**Work instructions**
Extract the records in full, leaving every picture out.

-- start of Task data --

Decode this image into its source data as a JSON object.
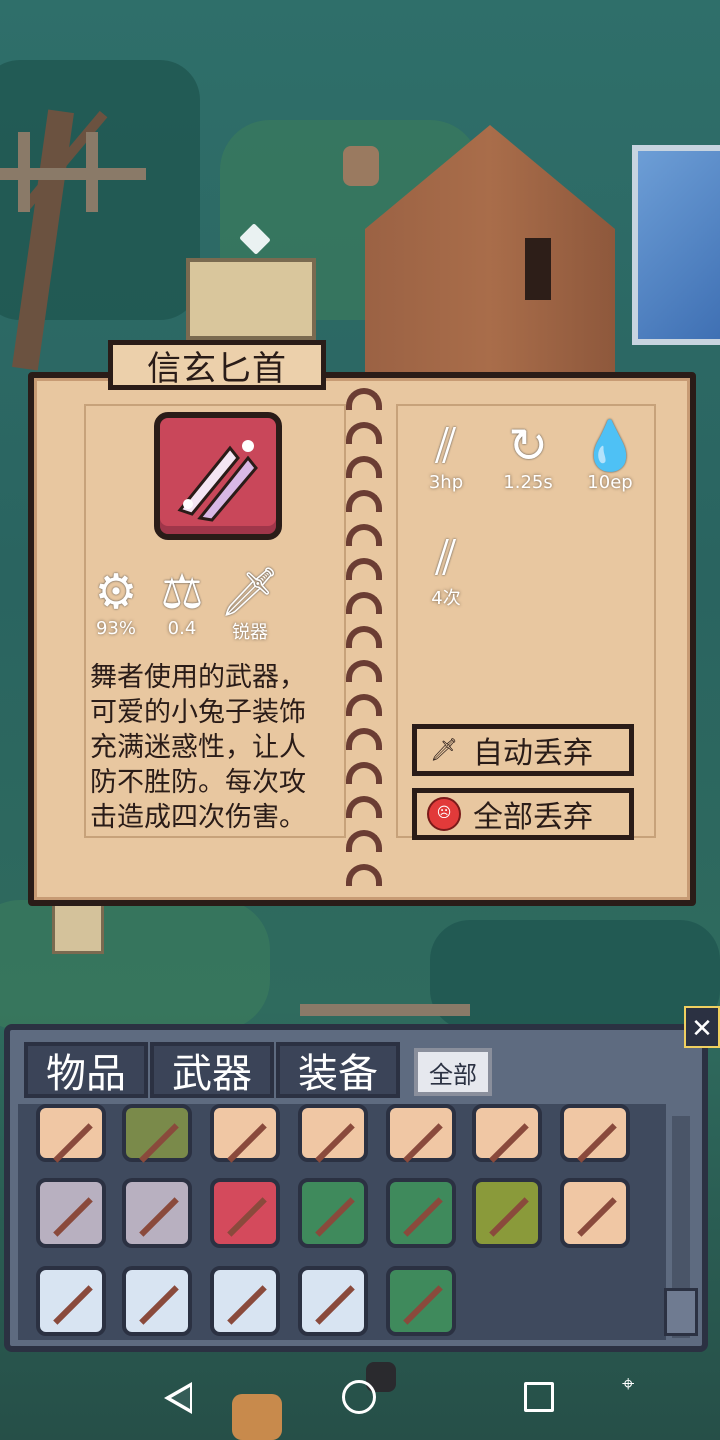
{
  "item": {
    "name": "信玄匕首",
    "description": "舞者使用的武器，可爱的小兔子装饰充满迷惑性，让人防不胜防。每次攻击造成四次伤害。",
    "description_lines": [
      "舞者使用的武器，",
      "可爱的小兔子装饰",
      "充满迷惑性，让人",
      "防不胜防。每次攻",
      "击造成四次伤害。"
    ],
    "stats_left": [
      {
        "icon": "precision-gear-icon",
        "value": "93%"
      },
      {
        "icon": "weight-icon",
        "value": "0.4"
      },
      {
        "icon": "sharp-blade-icon",
        "value": "锐器"
      }
    ],
    "stats_right": [
      {
        "icon": "slash-damage-icon",
        "value": "3hp"
      },
      {
        "icon": "cooldown-timer-icon",
        "value": "1.25s"
      },
      {
        "icon": "energy-drop-icon",
        "value": "10ep"
      },
      {
        "icon": "multi-slash-icon",
        "value": "4次"
      }
    ],
    "frame_color": "#c9475a"
  },
  "buttons": {
    "auto_drop": "自动丢弃",
    "drop_all": "全部丢弃"
  },
  "inventory": {
    "tabs": [
      "物品",
      "武器",
      "装备"
    ],
    "filter": "全部",
    "close": "✕",
    "slots": [
      {
        "icon": "axe-icon",
        "color": "#f0c7a4"
      },
      {
        "icon": "ammo-box-icon",
        "color": "#7a8a4a"
      },
      {
        "icon": "bat-icon",
        "color": "#f0c7a4"
      },
      {
        "icon": "bat-icon",
        "color": "#f0c7a4"
      },
      {
        "icon": "spear-icon",
        "color": "#f0c7a4"
      },
      {
        "icon": "spear-icon",
        "color": "#f0c7a4"
      },
      {
        "icon": "staff-icon",
        "color": "#f0c7a4"
      },
      {
        "icon": "flame-sword-icon",
        "color": "#b8b0c0"
      },
      {
        "icon": "flame-sword-icon",
        "color": "#b8b0c0"
      },
      {
        "icon": "bunny-dagger-icon",
        "color": "#d44a5c"
      },
      {
        "icon": "rifle-icon",
        "color": "#3f8a5c"
      },
      {
        "icon": "rifle-icon",
        "color": "#3f8a5c"
      },
      {
        "icon": "revolver-icon",
        "color": "#8a9a3a"
      },
      {
        "icon": "hand-axe-icon",
        "color": "#f0c7a4"
      },
      {
        "icon": "chainsaw-sword-icon",
        "color": "#d8e4f2"
      },
      {
        "icon": "bazooka-icon",
        "color": "#d8e4f2"
      },
      {
        "icon": "golden-blaster-icon",
        "color": "#d8e4f2"
      },
      {
        "icon": "lightning-blaster-icon",
        "color": "#d8e4f2"
      },
      {
        "icon": "assault-rifle-icon",
        "color": "#3f8a5c"
      }
    ]
  },
  "navbar": {
    "back": "back-icon",
    "home": "home-icon",
    "recents": "recents-icon",
    "location": "location-icon"
  }
}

-- end of Task data --

**Task response**
Decode this image into its source data as a JSON object.
{
  "item": {
    "name": "信玄匕首",
    "description": "舞者使用的武器，可爱的小兔子装饰充满迷惑性，让人防不胜防。每次攻击造成四次伤害。",
    "description_lines": [
      "舞者使用的武器，",
      "可爱的小兔子装饰",
      "充满迷惑性，让人",
      "防不胜防。每次攻",
      "击造成四次伤害。"
    ],
    "stats_left": [
      {
        "icon": "precision-gear-icon",
        "value": "93%"
      },
      {
        "icon": "weight-icon",
        "value": "0.4"
      },
      {
        "icon": "sharp-blade-icon",
        "value": "锐器"
      }
    ],
    "stats_right": [
      {
        "icon": "slash-damage-icon",
        "value": "3hp"
      },
      {
        "icon": "cooldown-timer-icon",
        "value": "1.25s"
      },
      {
        "icon": "energy-drop-icon",
        "value": "10ep"
      },
      {
        "icon": "multi-slash-icon",
        "value": "4次"
      }
    ],
    "frame_color": "#c9475a"
  },
  "buttons": {
    "auto_drop": "自动丢弃",
    "drop_all": "全部丢弃"
  },
  "inventory": {
    "tabs": [
      "物品",
      "武器",
      "装备"
    ],
    "filter": "全部",
    "close": "✕",
    "slots": [
      {
        "icon": "axe-icon",
        "color": "#f0c7a4"
      },
      {
        "icon": "ammo-box-icon",
        "color": "#7a8a4a"
      },
      {
        "icon": "bat-icon",
        "color": "#f0c7a4"
      },
      {
        "icon": "bat-icon",
        "color": "#f0c7a4"
      },
      {
        "icon": "spear-icon",
        "color": "#f0c7a4"
      },
      {
        "icon": "spear-icon",
        "color": "#f0c7a4"
      },
      {
        "icon": "staff-icon",
        "color": "#f0c7a4"
      },
      {
        "icon": "flame-sword-icon",
        "color": "#b8b0c0"
      },
      {
        "icon": "flame-sword-icon",
        "color": "#b8b0c0"
      },
      {
        "icon": "bunny-dagger-icon",
        "color": "#d44a5c"
      },
      {
        "icon": "rifle-icon",
        "color": "#3f8a5c"
      },
      {
        "icon": "rifle-icon",
        "color": "#3f8a5c"
      },
      {
        "icon": "revolver-icon",
        "color": "#8a9a3a"
      },
      {
        "icon": "hand-axe-icon",
        "color": "#f0c7a4"
      },
      {
        "icon": "chainsaw-sword-icon",
        "color": "#d8e4f2"
      },
      {
        "icon": "bazooka-icon",
        "color": "#d8e4f2"
      },
      {
        "icon": "golden-blaster-icon",
        "color": "#d8e4f2"
      },
      {
        "icon": "lightning-blaster-icon",
        "color": "#d8e4f2"
      },
      {
        "icon": "assault-rifle-icon",
        "color": "#3f8a5c"
      }
    ]
  },
  "navbar": {
    "back": "back-icon",
    "home": "home-icon",
    "recents": "recents-icon",
    "location": "location-icon"
  }
}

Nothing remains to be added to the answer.